What the exercise asks. Transcribe the entries below exactly; leave every image out.

Information shown.

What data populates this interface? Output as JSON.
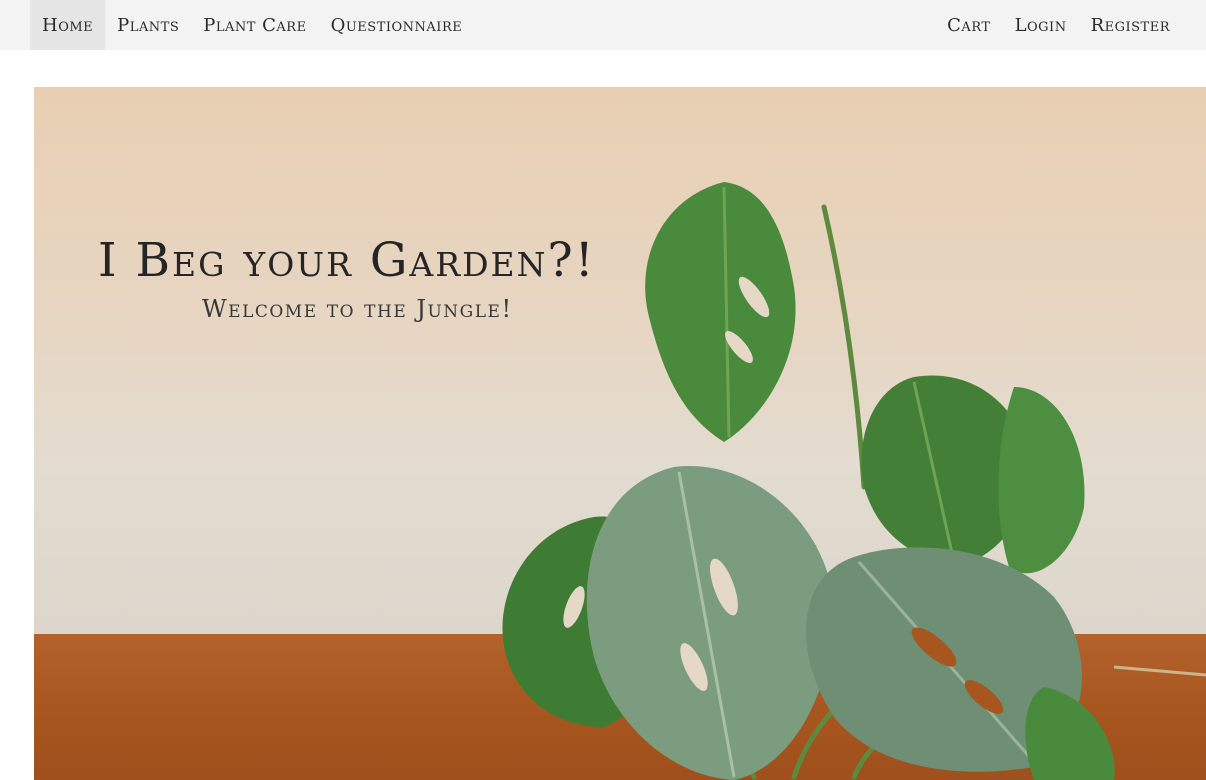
{
  "nav": {
    "left_items": [
      {
        "label": "Home",
        "active": true
      },
      {
        "label": "Plants",
        "active": false
      },
      {
        "label": "Plant Care",
        "active": false
      },
      {
        "label": "Questionnaire",
        "active": false
      }
    ],
    "right_items": [
      {
        "label": "Cart"
      },
      {
        "label": "Login"
      },
      {
        "label": "Register"
      }
    ]
  },
  "hero": {
    "title": "I Beg your Garden?!",
    "subtitle": "Welcome to the Jungle!",
    "image_icon": "monstera-plant-illustration"
  },
  "colors": {
    "navbar_bg": "#f3f3f3",
    "nav_active_bg": "#e5e5e5",
    "text": "#2b2b2b",
    "wall": "#e7d6c3",
    "shelf": "#a8561f",
    "leaf_dark": "#3f7a35",
    "leaf_light": "#7e9c80"
  }
}
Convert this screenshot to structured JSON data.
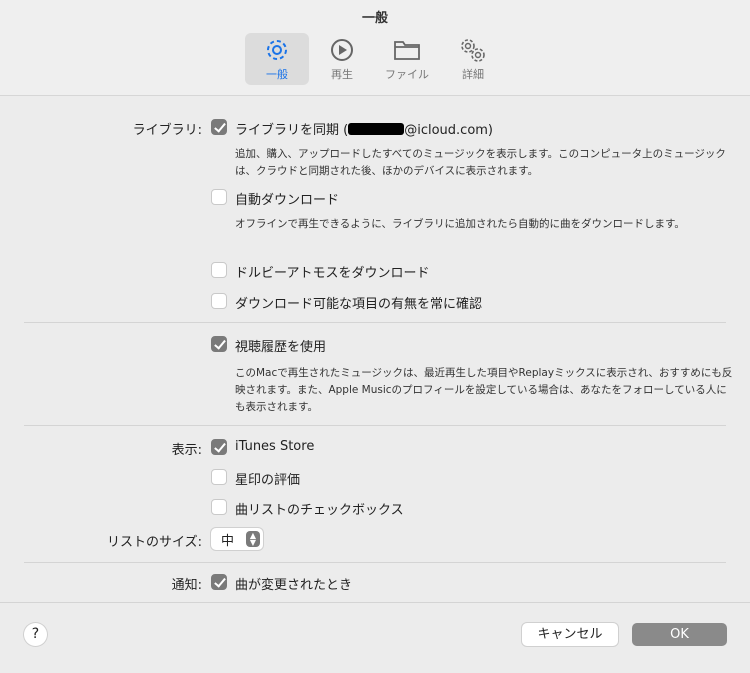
{
  "window": {
    "title": "一般"
  },
  "tabs": [
    {
      "label": "一般",
      "icon": "gear-icon",
      "active": true
    },
    {
      "label": "再生",
      "icon": "play-icon"
    },
    {
      "label": "ファイル",
      "icon": "folder-icon"
    },
    {
      "label": "詳細",
      "icon": "gears-icon"
    }
  ],
  "library": {
    "label": "ライブラリ:",
    "sync": {
      "label_prefix": "ライブラリを同期 (",
      "label_suffix": "@icloud.com)",
      "checked": true,
      "description": "追加、購入、アップロードしたすべてのミュージックを表示します。このコンピュータ上のミュージックは、クラウドと同期された後、ほかのデバイスに表示されます。"
    },
    "auto_download": {
      "label": "自動ダウンロード",
      "checked": false,
      "description": "オフラインで再生できるように、ライブラリに追加されたら自動的に曲をダウンロードします。"
    },
    "dolby": {
      "label": "ドルビーアトモスをダウンロード",
      "checked": false
    },
    "check_downloads": {
      "label": "ダウンロード可能な項目の有無を常に確認",
      "checked": false
    }
  },
  "history": {
    "label": "視聴履歴を使用",
    "checked": true,
    "description": "このMacで再生されたミュージックは、最近再生した項目やReplayミックスに表示され、おすすめにも反映されます。また、Apple Musicのプロフィールを設定している場合は、あなたをフォローしている人にも表示されます。"
  },
  "display": {
    "label": "表示:",
    "items": [
      {
        "label": "iTunes Store",
        "checked": true
      },
      {
        "label": "星印の評価",
        "checked": false
      },
      {
        "label": "曲リストのチェックボックス",
        "checked": false
      }
    ]
  },
  "list_size": {
    "label": "リストのサイズ:",
    "value": "中"
  },
  "notify": {
    "label": "通知:",
    "item": {
      "label": "曲が変更されたとき",
      "checked": true
    }
  },
  "footer": {
    "help": "?",
    "cancel": "キャンセル",
    "ok": "OK"
  },
  "colors": {
    "accent": "#1a73e8",
    "checkbox": "#7a7a7a",
    "ok_button": "#8a8a8a"
  }
}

In response.
What data populates this interface? Output as JSON.
{
  "nav": {
    "left_items": [
      {
        "label": "Home",
        "active": true
      },
      {
        "label": "Plants",
        "active": false
      },
      {
        "label": "Plant Care",
        "active": false
      },
      {
        "label": "Questionnaire",
        "active": false
      }
    ],
    "right_items": [
      {
        "label": "Cart"
      },
      {
        "label": "Login"
      },
      {
        "label": "Register"
      }
    ]
  },
  "hero": {
    "title": "I Beg your Garden?!",
    "subtitle": "Welcome to the Jungle!",
    "image_icon": "monstera-plant-illustration"
  },
  "colors": {
    "navbar_bg": "#f3f3f3",
    "nav_active_bg": "#e5e5e5",
    "text": "#2b2b2b",
    "wall": "#e7d6c3",
    "shelf": "#a8561f",
    "leaf_dark": "#3f7a35",
    "leaf_light": "#7e9c80"
  }
}
Convert this screenshot to structured JSON data.
{
  "window": {
    "title": "一般"
  },
  "tabs": [
    {
      "label": "一般",
      "icon": "gear-icon",
      "active": true
    },
    {
      "label": "再生",
      "icon": "play-icon"
    },
    {
      "label": "ファイル",
      "icon": "folder-icon"
    },
    {
      "label": "詳細",
      "icon": "gears-icon"
    }
  ],
  "library": {
    "label": "ライブラリ:",
    "sync": {
      "label_prefix": "ライブラリを同期 (",
      "label_suffix": "@icloud.com)",
      "checked": true,
      "description": "追加、購入、アップロードしたすべてのミュージックを表示します。このコンピュータ上のミュージックは、クラウドと同期された後、ほかのデバイスに表示されます。"
    },
    "auto_download": {
      "label": "自動ダウンロード",
      "checked": false,
      "description": "オフラインで再生できるように、ライブラリに追加されたら自動的に曲をダウンロードします。"
    },
    "dolby": {
      "label": "ドルビーアトモスをダウンロード",
      "checked": false
    },
    "check_downloads": {
      "label": "ダウンロード可能な項目の有無を常に確認",
      "checked": false
    }
  },
  "history": {
    "label": "視聴履歴を使用",
    "checked": true,
    "description": "このMacで再生されたミュージックは、最近再生した項目やReplayミックスに表示され、おすすめにも反映されます。また、Apple Musicのプロフィールを設定している場合は、あなたをフォローしている人にも表示されます。"
  },
  "display": {
    "label": "表示:",
    "items": [
      {
        "label": "iTunes Store",
        "checked": true
      },
      {
        "label": "星印の評価",
        "checked": false
      },
      {
        "label": "曲リストのチェックボックス",
        "checked": false
      }
    ]
  },
  "list_size": {
    "label": "リストのサイズ:",
    "value": "中"
  },
  "notify": {
    "label": "通知:",
    "item": {
      "label": "曲が変更されたとき",
      "checked": true
    }
  },
  "footer": {
    "help": "?",
    "cancel": "キャンセル",
    "ok": "OK"
  },
  "colors": {
    "accent": "#1a73e8",
    "checkbox": "#7a7a7a",
    "ok_button": "#8a8a8a"
  }
}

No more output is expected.